* [INPUT DATA]:
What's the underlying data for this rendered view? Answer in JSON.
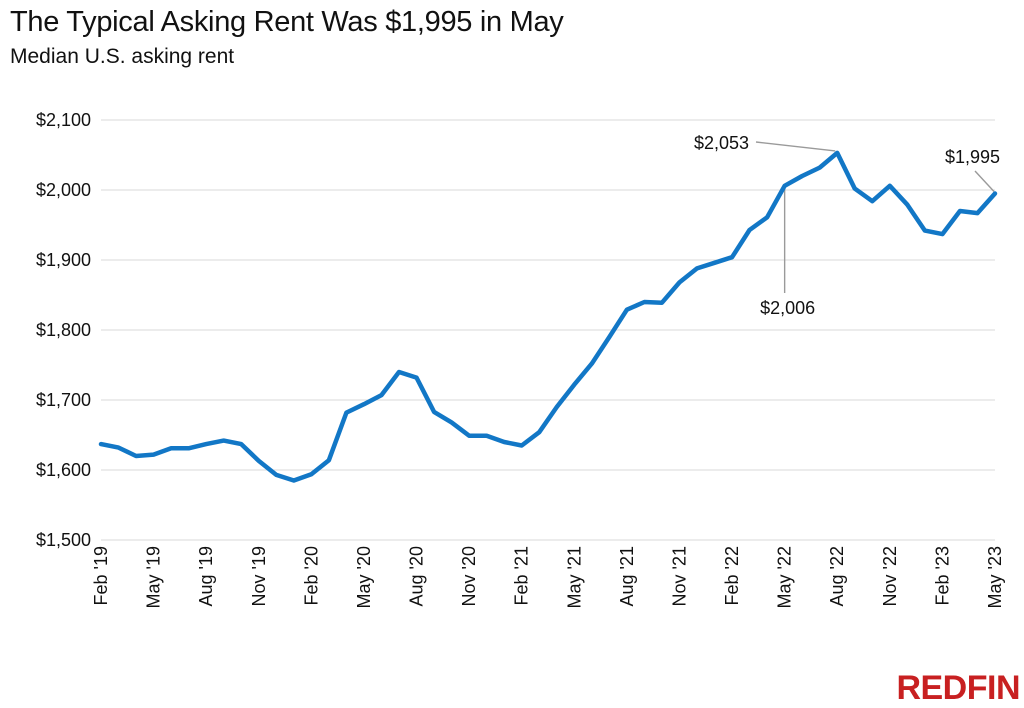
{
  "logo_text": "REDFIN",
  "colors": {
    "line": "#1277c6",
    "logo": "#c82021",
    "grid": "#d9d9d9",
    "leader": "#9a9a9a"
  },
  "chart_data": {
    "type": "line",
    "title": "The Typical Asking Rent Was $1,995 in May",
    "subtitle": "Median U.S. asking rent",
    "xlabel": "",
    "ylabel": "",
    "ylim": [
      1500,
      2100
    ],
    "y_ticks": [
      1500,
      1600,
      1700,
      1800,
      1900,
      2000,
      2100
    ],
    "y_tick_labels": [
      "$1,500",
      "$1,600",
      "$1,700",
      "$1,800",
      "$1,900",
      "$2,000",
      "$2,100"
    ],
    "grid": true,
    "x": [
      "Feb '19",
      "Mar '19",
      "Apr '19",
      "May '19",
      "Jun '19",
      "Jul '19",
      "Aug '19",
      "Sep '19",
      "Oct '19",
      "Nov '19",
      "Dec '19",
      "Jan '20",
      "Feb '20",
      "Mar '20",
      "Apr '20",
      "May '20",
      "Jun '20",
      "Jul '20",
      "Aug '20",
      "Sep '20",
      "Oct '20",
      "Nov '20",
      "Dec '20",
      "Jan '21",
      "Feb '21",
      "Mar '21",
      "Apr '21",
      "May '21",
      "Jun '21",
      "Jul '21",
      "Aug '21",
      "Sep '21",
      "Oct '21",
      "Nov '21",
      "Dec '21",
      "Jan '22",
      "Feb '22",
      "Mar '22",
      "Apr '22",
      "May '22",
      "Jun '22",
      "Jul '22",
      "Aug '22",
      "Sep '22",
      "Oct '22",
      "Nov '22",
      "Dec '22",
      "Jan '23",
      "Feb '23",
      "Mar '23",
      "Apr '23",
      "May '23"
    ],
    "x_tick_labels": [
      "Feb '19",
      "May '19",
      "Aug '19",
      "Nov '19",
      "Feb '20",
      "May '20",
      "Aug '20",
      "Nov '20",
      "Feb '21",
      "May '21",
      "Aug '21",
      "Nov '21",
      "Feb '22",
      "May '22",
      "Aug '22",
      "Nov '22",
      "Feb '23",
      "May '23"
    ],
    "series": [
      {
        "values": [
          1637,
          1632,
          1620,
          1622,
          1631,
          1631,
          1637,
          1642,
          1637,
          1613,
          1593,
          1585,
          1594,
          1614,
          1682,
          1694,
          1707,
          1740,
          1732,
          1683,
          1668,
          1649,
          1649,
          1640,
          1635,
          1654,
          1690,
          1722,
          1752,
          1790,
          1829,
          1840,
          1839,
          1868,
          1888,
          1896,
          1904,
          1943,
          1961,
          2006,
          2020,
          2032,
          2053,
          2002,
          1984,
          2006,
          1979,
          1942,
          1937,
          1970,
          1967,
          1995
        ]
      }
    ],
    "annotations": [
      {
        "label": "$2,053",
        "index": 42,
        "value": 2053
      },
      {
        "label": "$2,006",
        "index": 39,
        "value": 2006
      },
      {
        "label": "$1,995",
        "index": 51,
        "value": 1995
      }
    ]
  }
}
* * *
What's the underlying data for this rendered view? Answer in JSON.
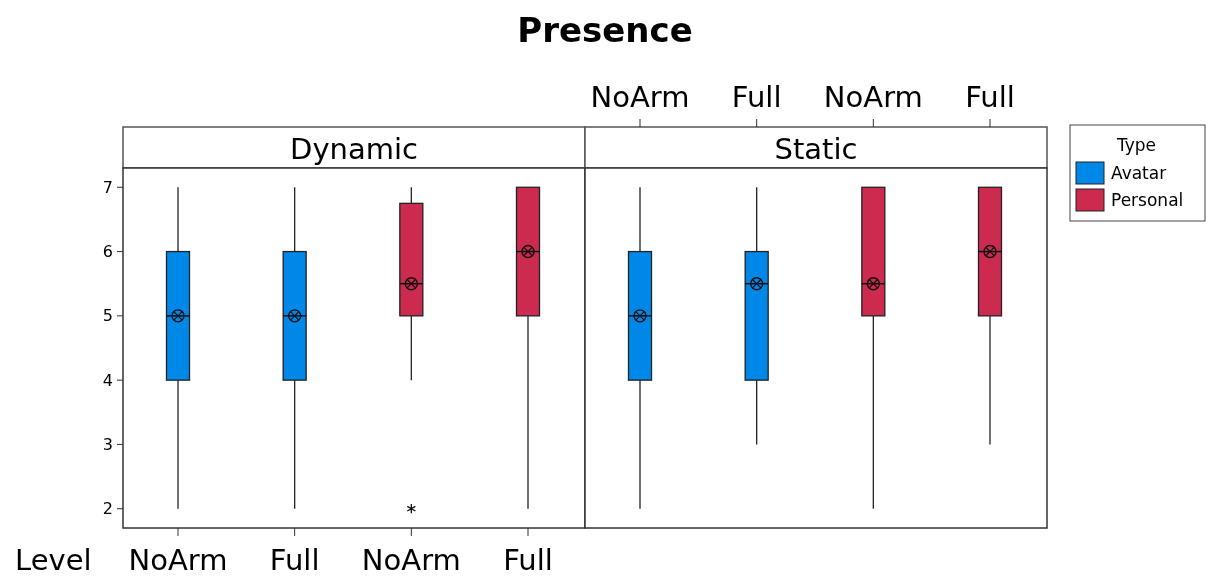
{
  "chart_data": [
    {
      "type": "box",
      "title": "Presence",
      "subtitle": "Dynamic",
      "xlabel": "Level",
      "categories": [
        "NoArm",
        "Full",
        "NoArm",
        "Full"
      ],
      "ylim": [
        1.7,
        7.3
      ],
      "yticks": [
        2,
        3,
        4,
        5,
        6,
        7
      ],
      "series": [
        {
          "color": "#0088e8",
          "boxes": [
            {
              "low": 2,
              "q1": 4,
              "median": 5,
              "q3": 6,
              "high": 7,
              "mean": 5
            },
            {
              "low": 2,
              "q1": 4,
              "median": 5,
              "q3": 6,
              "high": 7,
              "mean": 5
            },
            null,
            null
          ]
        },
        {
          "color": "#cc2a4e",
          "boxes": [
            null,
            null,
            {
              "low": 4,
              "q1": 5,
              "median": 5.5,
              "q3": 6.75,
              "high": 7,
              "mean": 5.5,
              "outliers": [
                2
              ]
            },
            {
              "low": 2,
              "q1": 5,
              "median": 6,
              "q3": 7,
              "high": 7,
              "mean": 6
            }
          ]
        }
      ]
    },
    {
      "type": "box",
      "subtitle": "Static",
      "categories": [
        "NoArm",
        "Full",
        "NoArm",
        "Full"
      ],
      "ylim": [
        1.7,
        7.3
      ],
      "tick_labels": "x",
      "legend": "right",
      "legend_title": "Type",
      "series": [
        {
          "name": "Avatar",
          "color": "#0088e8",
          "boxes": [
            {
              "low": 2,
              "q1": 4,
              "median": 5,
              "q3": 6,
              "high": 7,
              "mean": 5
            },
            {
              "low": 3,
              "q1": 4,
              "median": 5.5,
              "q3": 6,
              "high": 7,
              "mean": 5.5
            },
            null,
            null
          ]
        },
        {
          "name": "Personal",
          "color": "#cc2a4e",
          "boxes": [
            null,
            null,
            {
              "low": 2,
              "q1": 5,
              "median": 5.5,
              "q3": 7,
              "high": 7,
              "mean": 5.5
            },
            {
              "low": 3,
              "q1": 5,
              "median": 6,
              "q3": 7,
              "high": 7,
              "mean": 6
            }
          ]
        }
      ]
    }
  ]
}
...
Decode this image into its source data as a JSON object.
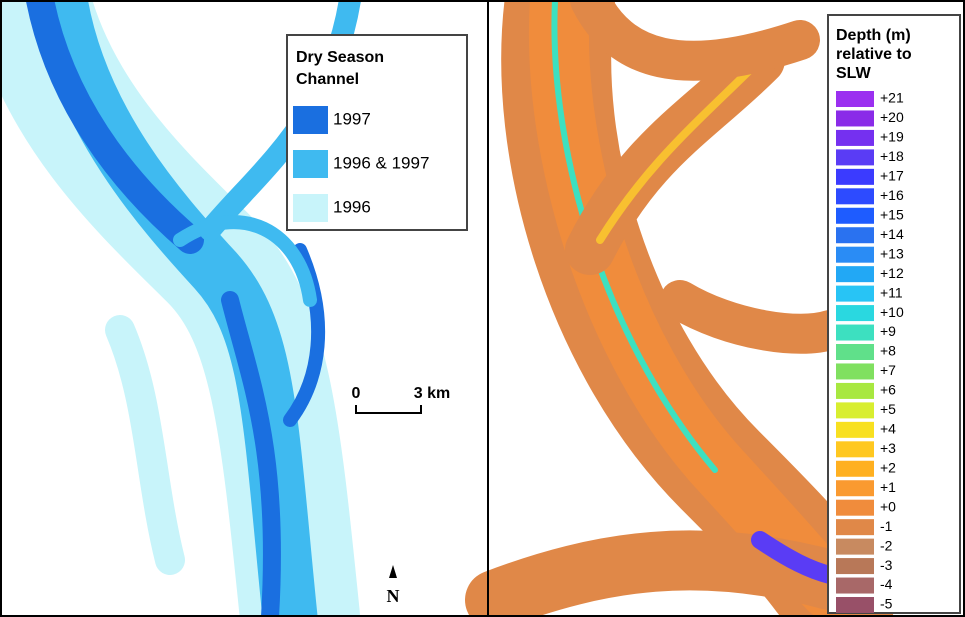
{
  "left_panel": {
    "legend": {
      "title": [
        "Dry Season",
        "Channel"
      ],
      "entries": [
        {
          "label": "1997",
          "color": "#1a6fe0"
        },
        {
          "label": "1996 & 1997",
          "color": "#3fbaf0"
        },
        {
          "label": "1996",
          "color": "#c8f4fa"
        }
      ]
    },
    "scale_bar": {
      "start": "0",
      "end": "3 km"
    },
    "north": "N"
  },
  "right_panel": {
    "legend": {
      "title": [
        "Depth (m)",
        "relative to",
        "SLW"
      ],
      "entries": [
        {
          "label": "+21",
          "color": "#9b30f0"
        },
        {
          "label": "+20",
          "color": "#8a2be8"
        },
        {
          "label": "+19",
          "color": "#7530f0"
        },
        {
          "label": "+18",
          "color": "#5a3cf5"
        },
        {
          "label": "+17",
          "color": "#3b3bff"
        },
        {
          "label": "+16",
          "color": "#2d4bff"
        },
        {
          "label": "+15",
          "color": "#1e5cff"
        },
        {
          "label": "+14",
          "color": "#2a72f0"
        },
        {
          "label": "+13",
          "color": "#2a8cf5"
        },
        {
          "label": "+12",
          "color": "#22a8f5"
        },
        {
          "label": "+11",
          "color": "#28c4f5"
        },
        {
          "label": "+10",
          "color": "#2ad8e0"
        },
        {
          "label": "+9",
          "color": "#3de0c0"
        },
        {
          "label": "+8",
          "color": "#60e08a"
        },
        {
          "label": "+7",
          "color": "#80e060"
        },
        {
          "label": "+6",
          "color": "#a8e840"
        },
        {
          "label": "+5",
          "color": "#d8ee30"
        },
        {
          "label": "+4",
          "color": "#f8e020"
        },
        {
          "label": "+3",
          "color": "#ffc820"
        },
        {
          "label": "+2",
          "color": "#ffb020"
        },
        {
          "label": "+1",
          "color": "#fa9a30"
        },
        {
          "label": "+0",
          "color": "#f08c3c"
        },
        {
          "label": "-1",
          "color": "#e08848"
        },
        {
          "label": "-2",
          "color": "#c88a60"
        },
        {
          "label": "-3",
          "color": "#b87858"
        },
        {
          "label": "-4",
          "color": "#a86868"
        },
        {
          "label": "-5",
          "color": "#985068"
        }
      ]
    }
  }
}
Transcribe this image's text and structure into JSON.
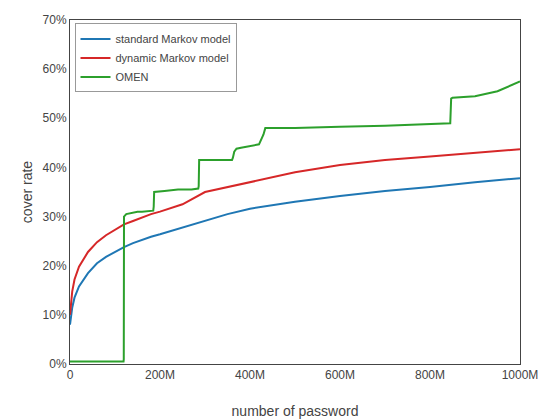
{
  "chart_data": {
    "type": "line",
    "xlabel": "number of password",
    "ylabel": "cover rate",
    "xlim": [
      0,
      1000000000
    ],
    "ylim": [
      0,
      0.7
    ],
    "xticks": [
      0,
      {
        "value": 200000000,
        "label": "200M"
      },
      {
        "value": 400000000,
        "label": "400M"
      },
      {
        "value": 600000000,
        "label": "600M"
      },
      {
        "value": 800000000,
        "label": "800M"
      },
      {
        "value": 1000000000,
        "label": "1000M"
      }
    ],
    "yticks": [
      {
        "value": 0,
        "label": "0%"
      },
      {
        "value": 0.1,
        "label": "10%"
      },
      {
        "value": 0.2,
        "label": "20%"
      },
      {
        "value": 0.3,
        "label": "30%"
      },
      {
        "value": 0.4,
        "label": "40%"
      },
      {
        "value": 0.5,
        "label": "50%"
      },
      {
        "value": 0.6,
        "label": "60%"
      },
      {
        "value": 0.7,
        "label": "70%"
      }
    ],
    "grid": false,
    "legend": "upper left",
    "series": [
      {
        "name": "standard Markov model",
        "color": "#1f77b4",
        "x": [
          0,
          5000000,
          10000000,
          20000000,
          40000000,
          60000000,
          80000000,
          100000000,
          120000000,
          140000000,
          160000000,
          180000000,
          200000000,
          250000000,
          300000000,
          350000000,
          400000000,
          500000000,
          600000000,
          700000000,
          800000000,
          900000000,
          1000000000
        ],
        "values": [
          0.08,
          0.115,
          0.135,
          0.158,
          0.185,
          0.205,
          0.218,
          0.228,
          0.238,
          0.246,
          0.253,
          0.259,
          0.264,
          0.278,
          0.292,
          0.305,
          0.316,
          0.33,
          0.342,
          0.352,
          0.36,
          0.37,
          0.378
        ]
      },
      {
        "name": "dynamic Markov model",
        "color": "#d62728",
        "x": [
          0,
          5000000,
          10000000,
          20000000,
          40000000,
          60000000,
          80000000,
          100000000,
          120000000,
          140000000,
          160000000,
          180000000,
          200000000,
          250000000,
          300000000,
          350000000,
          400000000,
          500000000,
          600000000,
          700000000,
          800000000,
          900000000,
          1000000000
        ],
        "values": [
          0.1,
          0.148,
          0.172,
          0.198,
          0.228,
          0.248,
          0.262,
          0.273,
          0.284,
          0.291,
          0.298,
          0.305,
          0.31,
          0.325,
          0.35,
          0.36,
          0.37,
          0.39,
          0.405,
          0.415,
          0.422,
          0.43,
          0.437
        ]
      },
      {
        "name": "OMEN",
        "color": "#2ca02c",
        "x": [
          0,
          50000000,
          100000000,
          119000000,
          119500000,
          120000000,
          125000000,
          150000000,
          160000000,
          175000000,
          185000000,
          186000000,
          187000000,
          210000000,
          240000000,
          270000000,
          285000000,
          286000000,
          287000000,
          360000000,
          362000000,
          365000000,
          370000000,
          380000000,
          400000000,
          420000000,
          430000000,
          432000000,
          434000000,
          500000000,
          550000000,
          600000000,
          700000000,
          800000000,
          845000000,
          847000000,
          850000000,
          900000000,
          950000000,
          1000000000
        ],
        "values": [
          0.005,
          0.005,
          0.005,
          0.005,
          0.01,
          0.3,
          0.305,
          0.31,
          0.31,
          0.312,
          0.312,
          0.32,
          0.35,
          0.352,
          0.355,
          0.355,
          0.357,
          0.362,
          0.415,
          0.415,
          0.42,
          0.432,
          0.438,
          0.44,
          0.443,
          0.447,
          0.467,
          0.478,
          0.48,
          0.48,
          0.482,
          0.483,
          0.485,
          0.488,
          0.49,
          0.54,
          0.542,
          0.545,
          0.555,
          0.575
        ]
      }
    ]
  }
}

* [GIVEN EXERCISE]: Gather and return every line that holds the string "Markov".

* [REPLY]:
        "name": "standard Markov model",
        "name": "dynamic Markov model",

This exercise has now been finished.